Text block Block Start
In this study, ATM missense variants were detected in two out of 23 (9%) childhood Hodgkin tumours. All alterations were present in the germ-line. These two patients had a more aggressive clinical course of the disease.

The P604S/F1463C genotype was reported previously in two Hodgkin's disease patients of Ashkenazi origin (Offit et al, 2002). It is of note that our patient was of a mixed Ashkenazi/Iraqi origin. Unfortunately, we were unable to determine the origin of the mutation, as his parents were not available for analysis. The novel mutation V595A was observed in a Bedouin patient who inherited it from his mother, and was not identified in 100 matched normal ethnic population.

In addition, we detected two polymorphic changes that have been described in previous studies. Y54Y silent change was described recently in an A-T patient who harboured two truncation mutations (Buzin et al, 2003). D1853N is a well-established known polymorphism that was observed at a similar frequency in cancer patients and in controls reported in other studies (Thorstenson et al, 2001; Offit et al, 2002).

Four out of 12 informative patients exhibited LOH centromeric to ATM locus, and only in one patient LOH encompassed the whole ATM region. Thus, LOH of the ATM gene is rarely involved in childhood Hodgkin disease. In molecular and cytogenetic studies of Hodgkin disease, loss of 11q was found to be a rare event (Tilly et al, 1991; Dohner et al, 1992; Ohsima et al, 1999). In a report utilising one marker telomeric to the ATM locus, three out of seven Hodgkin patients exhibited LOH in the this region (Hasse et al, 1999). All these observations may suggest that other tumour-suppressor genes that reside in 11q region may be involved in childhood Hodgkin's disease.

No protein truncation mutations were identified in our childhood Hodgkin lymphoma tumours, similar to the absence of truncation mutations reported in another study (Offit et al, 2002), which included both adults and children. Moreover, no truncating germ-line ATM mutations were detected in 52 survivors of Hodgkin's disease, adults and children, who developed secondary neoplasms (Nichols et al, 1999).
Text block Block End
Entries shown Block Start
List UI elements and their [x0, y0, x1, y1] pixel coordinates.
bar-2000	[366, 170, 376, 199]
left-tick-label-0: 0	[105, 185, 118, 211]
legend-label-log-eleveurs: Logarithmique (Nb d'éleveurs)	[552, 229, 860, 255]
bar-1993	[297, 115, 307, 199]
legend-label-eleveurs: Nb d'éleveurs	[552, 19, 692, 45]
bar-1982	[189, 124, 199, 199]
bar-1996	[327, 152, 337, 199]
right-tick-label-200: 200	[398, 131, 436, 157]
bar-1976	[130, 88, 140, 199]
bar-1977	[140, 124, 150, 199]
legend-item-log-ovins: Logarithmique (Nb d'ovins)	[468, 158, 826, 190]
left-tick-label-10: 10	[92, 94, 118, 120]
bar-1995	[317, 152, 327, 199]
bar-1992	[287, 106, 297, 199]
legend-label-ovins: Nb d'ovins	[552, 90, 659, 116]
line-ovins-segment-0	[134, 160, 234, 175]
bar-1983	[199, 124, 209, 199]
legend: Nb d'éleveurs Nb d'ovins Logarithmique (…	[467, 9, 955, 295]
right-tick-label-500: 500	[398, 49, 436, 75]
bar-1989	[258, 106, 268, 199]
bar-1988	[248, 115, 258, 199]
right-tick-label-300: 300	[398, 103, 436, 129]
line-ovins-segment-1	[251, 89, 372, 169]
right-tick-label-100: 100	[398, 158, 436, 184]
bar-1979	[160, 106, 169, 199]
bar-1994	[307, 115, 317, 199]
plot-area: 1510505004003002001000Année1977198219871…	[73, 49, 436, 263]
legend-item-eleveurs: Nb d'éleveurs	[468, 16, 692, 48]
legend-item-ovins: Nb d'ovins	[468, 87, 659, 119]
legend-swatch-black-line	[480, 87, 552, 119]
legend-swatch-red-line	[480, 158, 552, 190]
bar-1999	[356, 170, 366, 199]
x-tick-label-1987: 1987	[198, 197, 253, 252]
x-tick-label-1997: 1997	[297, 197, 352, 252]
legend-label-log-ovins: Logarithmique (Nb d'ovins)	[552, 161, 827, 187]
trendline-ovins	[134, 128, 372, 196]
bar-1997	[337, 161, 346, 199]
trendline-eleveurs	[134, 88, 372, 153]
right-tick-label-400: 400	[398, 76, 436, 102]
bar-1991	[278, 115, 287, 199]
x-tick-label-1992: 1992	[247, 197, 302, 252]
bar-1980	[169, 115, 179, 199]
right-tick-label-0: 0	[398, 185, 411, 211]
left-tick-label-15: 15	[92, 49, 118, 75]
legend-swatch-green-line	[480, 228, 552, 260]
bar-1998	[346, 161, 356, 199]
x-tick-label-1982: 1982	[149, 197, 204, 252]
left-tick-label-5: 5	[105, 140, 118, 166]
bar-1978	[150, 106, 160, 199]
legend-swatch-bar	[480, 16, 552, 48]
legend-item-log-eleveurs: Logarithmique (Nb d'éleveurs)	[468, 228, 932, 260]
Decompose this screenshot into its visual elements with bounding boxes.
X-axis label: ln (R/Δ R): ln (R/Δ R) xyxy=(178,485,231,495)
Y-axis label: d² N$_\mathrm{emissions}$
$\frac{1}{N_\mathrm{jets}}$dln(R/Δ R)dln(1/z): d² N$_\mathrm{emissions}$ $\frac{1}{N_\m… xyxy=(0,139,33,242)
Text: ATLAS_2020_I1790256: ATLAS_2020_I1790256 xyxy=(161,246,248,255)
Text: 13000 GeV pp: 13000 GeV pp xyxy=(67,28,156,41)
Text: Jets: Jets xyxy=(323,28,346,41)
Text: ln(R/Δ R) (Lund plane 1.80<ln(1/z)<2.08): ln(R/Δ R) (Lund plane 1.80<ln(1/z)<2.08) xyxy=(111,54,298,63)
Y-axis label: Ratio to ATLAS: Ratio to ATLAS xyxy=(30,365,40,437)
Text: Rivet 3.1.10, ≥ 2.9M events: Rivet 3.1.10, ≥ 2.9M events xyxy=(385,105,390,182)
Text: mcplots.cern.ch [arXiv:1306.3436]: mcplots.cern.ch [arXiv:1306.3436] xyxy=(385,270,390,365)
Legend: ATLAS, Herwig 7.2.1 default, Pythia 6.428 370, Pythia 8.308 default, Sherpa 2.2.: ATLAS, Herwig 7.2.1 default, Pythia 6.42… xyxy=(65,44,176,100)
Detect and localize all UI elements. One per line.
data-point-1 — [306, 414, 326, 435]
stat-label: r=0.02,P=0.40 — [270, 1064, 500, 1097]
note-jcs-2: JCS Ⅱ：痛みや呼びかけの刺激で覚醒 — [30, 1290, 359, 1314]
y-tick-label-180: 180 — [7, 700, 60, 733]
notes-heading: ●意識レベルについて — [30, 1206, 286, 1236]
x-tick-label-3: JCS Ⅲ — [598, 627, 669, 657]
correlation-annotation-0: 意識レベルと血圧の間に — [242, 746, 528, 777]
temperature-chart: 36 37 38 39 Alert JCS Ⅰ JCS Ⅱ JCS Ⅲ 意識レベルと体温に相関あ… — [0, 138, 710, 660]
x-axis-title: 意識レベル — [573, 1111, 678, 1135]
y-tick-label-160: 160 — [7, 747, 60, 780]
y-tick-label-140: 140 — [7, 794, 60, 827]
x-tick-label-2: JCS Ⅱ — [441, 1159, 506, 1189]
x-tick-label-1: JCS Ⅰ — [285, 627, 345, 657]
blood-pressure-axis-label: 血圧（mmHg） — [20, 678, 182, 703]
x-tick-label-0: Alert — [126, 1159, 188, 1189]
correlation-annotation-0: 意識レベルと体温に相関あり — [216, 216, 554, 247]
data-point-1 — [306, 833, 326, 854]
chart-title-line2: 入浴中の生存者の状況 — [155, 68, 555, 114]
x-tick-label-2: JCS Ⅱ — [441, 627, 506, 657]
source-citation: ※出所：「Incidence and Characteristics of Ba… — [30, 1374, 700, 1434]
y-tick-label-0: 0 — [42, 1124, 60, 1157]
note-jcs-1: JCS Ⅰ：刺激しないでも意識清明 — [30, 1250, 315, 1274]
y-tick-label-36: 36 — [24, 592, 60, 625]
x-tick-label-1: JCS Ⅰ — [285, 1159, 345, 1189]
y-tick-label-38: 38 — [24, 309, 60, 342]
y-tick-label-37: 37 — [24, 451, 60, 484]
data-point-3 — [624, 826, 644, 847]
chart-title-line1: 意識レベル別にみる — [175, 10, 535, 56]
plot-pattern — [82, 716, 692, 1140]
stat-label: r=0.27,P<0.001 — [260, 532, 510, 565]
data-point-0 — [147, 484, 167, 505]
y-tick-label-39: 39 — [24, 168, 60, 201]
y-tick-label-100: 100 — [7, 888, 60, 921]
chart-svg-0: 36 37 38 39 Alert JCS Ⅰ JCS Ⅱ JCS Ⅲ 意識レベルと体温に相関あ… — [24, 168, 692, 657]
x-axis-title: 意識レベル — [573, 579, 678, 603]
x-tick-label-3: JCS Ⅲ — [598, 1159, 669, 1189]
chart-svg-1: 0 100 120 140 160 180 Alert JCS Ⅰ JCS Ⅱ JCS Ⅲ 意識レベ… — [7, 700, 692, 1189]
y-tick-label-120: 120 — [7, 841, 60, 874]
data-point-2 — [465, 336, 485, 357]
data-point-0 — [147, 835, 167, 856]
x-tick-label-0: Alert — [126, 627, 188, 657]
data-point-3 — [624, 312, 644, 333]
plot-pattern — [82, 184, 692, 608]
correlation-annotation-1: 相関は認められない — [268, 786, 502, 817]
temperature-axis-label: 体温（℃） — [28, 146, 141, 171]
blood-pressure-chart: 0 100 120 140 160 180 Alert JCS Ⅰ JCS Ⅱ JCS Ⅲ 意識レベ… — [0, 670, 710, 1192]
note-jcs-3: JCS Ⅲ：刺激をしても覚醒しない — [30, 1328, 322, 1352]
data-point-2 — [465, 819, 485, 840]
Entries shown Block End
Brief 1: According to the ATM study excerpt, how many of the 23 childhood Hodgkin tumors had ATM missense variants?
Brief 2: Repeat the stretch of the ATM study excerpt from "The P604S/F1463C genotype" through "2001; Offit et al, 2002).".
Brief 3: Proceed with the ATM study excerpt, picking up after its final sentence.
Nothing in the listing is needed here.

Exercise answer 1: Two out of 23 (9%).

Exercise answer 2:
The P604S/F1463C genotype was reported previously in two Hodgkin's disease patients of Ashkenazi origin (Offit et al, 2002). It is of note that our patient was of a mixed Ashkenazi/Iraqi origin. Unfortunately, we were unable to determine the origin of the mutation, as his parents were not available for analysis. The novel mutation V595A was observed in a Bedouin patient who inherited it from his mother, and was not identified in 100 matched normal ethnic population.

In addition, we detected two polymorphic changes that have been described in previous studies. Y54Y silent change was described recently in an A-T patient who harboured two truncation mutations (Buzin et al, 2003). D1853N is a well-established known polymorphism that was observed at a similar frequency in cancer patients and in controls reported in other studies (Thorstenson et al, 2001; Offit et al, 2002).

Exercise answer 3:
In studies of ATM gene involvement in adult sporadic lymphoid malignancies, missense and truncation mutations, both somatic and germ-line origin, were identified. In T-PLL, missense mutations clustered to the PI3-K region (Vorechovsky et al, 1997), while in B-CLL (Stankovic et al, 1999), MCL (Camacho et al, 2002) and DLBCL (Gronbaek et al, 2002) missense mutations spread across the whole gene. Missense variants identified in the present study were located outside the PI3-K region, similar to results in the study by Offit et al (2002). The only alteration in a known domain is the F1463C variant that resides in the FAT region. In addition, the majority of cases of adult lymphoid malignancies such as MCL and B-CLL show biallelic inactivation of the ATM gene. It is different in children with ALL, in whom single missense mutations with no LOH involvement were reported (Pause et al, 2003). In our study of childhood T-cell ALL, truncation and missense mutations were detected, also without LOH involvement, and we could not identify any genetic alteration in T-cell non-Hodgkin's lymphoma (in press). This could suggest a dominant-negative mechanism, as was demonstrated by Scott et al (2002); some missense mutations that reside outside the PI3-K region have an effect on ATM downstream targets by a dominant-negative mechanism. In a more recent study by Oguchi et al (2003), the dominant-negative effect of a missense mutation located in the PI3-K domain was demonstrated in a childhood acute leukaemia patient with MLL rearrangement.

Our results indicate that missense variants of the ATM gene occur in Hodgkin's disease in children (9%), but at a low frequency, and thus do not play a major role in the oncogenesis of the disease in our childhood population in Israel. On the other hand, observation of LOH outside the ATM locus may indicate the involvement of other tumour-suppressor genes in this disease. The presence of missense variants was associated with a more aggressive disease, and further investigation of these substitutions should clarify whether they have any functional effect on the oncogenesis of Hodgkin lymphoma.